• [TASK INSTRUCTIONS] Repeat the listing in full, word for word.

• [EXERCISE MATERIALS]
*-*-*

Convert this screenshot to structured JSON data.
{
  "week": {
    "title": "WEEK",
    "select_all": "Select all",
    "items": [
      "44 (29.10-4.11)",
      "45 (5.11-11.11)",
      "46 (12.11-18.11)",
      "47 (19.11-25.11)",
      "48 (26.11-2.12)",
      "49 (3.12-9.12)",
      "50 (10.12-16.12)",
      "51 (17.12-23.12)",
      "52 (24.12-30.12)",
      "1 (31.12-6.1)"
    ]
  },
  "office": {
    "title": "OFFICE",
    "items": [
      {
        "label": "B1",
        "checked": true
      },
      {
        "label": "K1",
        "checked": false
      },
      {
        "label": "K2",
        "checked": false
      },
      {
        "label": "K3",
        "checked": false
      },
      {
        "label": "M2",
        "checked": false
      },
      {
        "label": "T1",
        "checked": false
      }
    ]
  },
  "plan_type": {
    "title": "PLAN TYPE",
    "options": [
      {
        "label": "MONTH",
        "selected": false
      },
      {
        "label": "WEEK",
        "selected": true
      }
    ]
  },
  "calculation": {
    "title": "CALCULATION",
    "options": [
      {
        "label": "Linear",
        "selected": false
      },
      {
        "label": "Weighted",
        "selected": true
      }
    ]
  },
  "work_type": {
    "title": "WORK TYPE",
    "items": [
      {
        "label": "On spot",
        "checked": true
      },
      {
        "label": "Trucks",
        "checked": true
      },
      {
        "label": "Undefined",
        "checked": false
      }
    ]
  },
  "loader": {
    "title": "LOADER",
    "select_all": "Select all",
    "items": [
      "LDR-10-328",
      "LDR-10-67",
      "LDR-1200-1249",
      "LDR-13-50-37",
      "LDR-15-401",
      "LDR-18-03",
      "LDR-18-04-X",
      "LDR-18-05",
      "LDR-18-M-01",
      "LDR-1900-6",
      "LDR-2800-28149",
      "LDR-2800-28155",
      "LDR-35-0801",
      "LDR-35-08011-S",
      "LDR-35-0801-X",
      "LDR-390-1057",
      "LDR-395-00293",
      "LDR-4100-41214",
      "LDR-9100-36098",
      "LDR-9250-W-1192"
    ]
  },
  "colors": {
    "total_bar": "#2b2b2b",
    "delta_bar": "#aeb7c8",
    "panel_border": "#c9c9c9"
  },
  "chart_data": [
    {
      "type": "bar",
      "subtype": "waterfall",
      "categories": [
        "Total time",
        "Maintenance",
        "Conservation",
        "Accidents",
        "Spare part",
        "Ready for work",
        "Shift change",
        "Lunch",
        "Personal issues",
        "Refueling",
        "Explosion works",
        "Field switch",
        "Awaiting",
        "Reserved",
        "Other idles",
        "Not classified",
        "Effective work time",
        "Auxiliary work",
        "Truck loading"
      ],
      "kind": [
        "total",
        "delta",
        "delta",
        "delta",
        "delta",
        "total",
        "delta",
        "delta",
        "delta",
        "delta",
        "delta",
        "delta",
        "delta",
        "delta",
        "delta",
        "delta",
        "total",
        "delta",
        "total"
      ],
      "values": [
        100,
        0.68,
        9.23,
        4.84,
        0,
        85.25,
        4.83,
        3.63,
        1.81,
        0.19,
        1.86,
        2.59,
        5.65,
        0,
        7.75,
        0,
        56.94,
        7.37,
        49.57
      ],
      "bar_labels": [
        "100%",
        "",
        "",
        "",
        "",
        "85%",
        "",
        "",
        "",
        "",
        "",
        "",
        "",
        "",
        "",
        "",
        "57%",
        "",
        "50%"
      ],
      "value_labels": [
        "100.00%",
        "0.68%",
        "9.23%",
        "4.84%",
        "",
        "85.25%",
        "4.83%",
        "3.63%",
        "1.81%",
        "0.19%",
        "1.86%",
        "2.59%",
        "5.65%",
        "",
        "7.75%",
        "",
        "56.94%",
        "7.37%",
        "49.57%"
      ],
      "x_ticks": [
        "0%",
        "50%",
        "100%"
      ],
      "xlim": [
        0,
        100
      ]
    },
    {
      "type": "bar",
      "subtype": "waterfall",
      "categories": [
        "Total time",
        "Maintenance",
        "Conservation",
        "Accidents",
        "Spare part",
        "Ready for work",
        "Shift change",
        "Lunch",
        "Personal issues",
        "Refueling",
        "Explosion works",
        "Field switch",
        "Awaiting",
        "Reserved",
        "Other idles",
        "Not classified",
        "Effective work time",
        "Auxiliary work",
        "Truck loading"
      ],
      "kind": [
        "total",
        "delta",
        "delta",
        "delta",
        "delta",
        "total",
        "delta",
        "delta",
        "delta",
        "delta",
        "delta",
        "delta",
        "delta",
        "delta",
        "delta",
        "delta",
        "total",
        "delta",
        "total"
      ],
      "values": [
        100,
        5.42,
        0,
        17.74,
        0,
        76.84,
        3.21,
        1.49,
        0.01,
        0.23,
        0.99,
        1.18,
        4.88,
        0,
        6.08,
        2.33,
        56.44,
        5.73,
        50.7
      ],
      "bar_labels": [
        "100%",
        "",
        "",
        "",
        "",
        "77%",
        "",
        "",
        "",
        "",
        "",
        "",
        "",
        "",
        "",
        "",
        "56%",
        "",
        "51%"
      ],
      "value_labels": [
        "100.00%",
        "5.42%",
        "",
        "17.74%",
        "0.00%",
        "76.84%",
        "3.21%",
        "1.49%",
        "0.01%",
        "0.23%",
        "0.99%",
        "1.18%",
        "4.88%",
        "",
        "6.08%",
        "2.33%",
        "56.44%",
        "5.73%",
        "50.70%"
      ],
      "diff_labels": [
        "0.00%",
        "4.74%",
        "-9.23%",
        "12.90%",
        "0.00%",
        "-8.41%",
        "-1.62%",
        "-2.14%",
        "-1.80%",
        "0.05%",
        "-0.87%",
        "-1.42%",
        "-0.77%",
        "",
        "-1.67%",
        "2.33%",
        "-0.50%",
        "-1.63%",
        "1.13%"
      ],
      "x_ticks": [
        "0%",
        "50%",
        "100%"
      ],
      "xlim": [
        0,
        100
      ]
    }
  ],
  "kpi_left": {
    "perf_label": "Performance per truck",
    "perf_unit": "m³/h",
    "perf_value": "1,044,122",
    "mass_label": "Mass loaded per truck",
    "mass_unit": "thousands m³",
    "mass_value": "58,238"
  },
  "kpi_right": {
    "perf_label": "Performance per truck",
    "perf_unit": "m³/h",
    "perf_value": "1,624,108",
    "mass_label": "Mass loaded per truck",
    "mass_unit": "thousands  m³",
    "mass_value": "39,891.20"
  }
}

*-*-*

• [ANSWER]
Convert this screenshot to structured JSON data.
{
  "week": {
    "title": "WEEK",
    "select_all": "Select all",
    "items": [
      "44 (29.10-4.11)",
      "45 (5.11-11.11)",
      "46 (12.11-18.11)",
      "47 (19.11-25.11)",
      "48 (26.11-2.12)",
      "49 (3.12-9.12)",
      "50 (10.12-16.12)",
      "51 (17.12-23.12)",
      "52 (24.12-30.12)",
      "1 (31.12-6.1)"
    ]
  },
  "office": {
    "title": "OFFICE",
    "items": [
      {
        "label": "B1",
        "checked": true
      },
      {
        "label": "K1",
        "checked": false
      },
      {
        "label": "K2",
        "checked": false
      },
      {
        "label": "K3",
        "checked": false
      },
      {
        "label": "M2",
        "checked": false
      },
      {
        "label": "T1",
        "checked": false
      }
    ]
  },
  "plan_type": {
    "title": "PLAN TYPE",
    "options": [
      {
        "label": "MONTH",
        "selected": false
      },
      {
        "label": "WEEK",
        "selected": true
      }
    ]
  },
  "calculation": {
    "title": "CALCULATION",
    "options": [
      {
        "label": "Linear",
        "selected": false
      },
      {
        "label": "Weighted",
        "selected": true
      }
    ]
  },
  "work_type": {
    "title": "WORK TYPE",
    "items": [
      {
        "label": "On spot",
        "checked": true
      },
      {
        "label": "Trucks",
        "checked": true
      },
      {
        "label": "Undefined",
        "checked": false
      }
    ]
  },
  "loader": {
    "title": "LOADER",
    "select_all": "Select all",
    "items": [
      "LDR-10-328",
      "LDR-10-67",
      "LDR-1200-1249",
      "LDR-13-50-37",
      "LDR-15-401",
      "LDR-18-03",
      "LDR-18-04-X",
      "LDR-18-05",
      "LDR-18-M-01",
      "LDR-1900-6",
      "LDR-2800-28149",
      "LDR-2800-28155",
      "LDR-35-0801",
      "LDR-35-08011-S",
      "LDR-35-0801-X",
      "LDR-390-1057",
      "LDR-395-00293",
      "LDR-4100-41214",
      "LDR-9100-36098",
      "LDR-9250-W-1192"
    ]
  },
  "colors": {
    "total_bar": "#2b2b2b",
    "delta_bar": "#aeb7c8",
    "panel_border": "#c9c9c9"
  },
  "chart_data": [
    {
      "type": "bar",
      "subtype": "waterfall",
      "categories": [
        "Total time",
        "Maintenance",
        "Conservation",
        "Accidents",
        "Spare part",
        "Ready for work",
        "Shift change",
        "Lunch",
        "Personal issues",
        "Refueling",
        "Explosion works",
        "Field switch",
        "Awaiting",
        "Reserved",
        "Other idles",
        "Not classified",
        "Effective work time",
        "Auxiliary work",
        "Truck loading"
      ],
      "kind": [
        "total",
        "delta",
        "delta",
        "delta",
        "delta",
        "total",
        "delta",
        "delta",
        "delta",
        "delta",
        "delta",
        "delta",
        "delta",
        "delta",
        "delta",
        "delta",
        "total",
        "delta",
        "total"
      ],
      "values": [
        100,
        0.68,
        9.23,
        4.84,
        0,
        85.25,
        4.83,
        3.63,
        1.81,
        0.19,
        1.86,
        2.59,
        5.65,
        0,
        7.75,
        0,
        56.94,
        7.37,
        49.57
      ],
      "bar_labels": [
        "100%",
        "",
        "",
        "",
        "",
        "85%",
        "",
        "",
        "",
        "",
        "",
        "",
        "",
        "",
        "",
        "",
        "57%",
        "",
        "50%"
      ],
      "value_labels": [
        "100.00%",
        "0.68%",
        "9.23%",
        "4.84%",
        "",
        "85.25%",
        "4.83%",
        "3.63%",
        "1.81%",
        "0.19%",
        "1.86%",
        "2.59%",
        "5.65%",
        "",
        "7.75%",
        "",
        "56.94%",
        "7.37%",
        "49.57%"
      ],
      "x_ticks": [
        "0%",
        "50%",
        "100%"
      ],
      "xlim": [
        0,
        100
      ]
    },
    {
      "type": "bar",
      "subtype": "waterfall",
      "categories": [
        "Total time",
        "Maintenance",
        "Conservation",
        "Accidents",
        "Spare part",
        "Ready for work",
        "Shift change",
        "Lunch",
        "Personal issues",
        "Refueling",
        "Explosion works",
        "Field switch",
        "Awaiting",
        "Reserved",
        "Other idles",
        "Not classified",
        "Effective work time",
        "Auxiliary work",
        "Truck loading"
      ],
      "kind": [
        "total",
        "delta",
        "delta",
        "delta",
        "delta",
        "total",
        "delta",
        "delta",
        "delta",
        "delta",
        "delta",
        "delta",
        "delta",
        "delta",
        "delta",
        "delta",
        "total",
        "delta",
        "total"
      ],
      "values": [
        100,
        5.42,
        0,
        17.74,
        0,
        76.84,
        3.21,
        1.49,
        0.01,
        0.23,
        0.99,
        1.18,
        4.88,
        0,
        6.08,
        2.33,
        56.44,
        5.73,
        50.7
      ],
      "bar_labels": [
        "100%",
        "",
        "",
        "",
        "",
        "77%",
        "",
        "",
        "",
        "",
        "",
        "",
        "",
        "",
        "",
        "",
        "56%",
        "",
        "51%"
      ],
      "value_labels": [
        "100.00%",
        "5.42%",
        "",
        "17.74%",
        "0.00%",
        "76.84%",
        "3.21%",
        "1.49%",
        "0.01%",
        "0.23%",
        "0.99%",
        "1.18%",
        "4.88%",
        "",
        "6.08%",
        "2.33%",
        "56.44%",
        "5.73%",
        "50.70%"
      ],
      "diff_labels": [
        "0.00%",
        "4.74%",
        "-9.23%",
        "12.90%",
        "0.00%",
        "-8.41%",
        "-1.62%",
        "-2.14%",
        "-1.80%",
        "0.05%",
        "-0.87%",
        "-1.42%",
        "-0.77%",
        "",
        "-1.67%",
        "2.33%",
        "-0.50%",
        "-1.63%",
        "1.13%"
      ],
      "x_ticks": [
        "0%",
        "50%",
        "100%"
      ],
      "xlim": [
        0,
        100
      ]
    }
  ],
  "kpi_left": {
    "perf_label": "Performance per truck",
    "perf_unit": "m³/h",
    "perf_value": "1,044,122",
    "mass_label": "Mass loaded per truck",
    "mass_unit": "thousands m³",
    "mass_value": "58,238"
  },
  "kpi_right": {
    "perf_label": "Performance per truck",
    "perf_unit": "m³/h",
    "perf_value": "1,624,108",
    "mass_label": "Mass loaded per truck",
    "mass_unit": "thousands  m³",
    "mass_value": "39,891.20"
  }
}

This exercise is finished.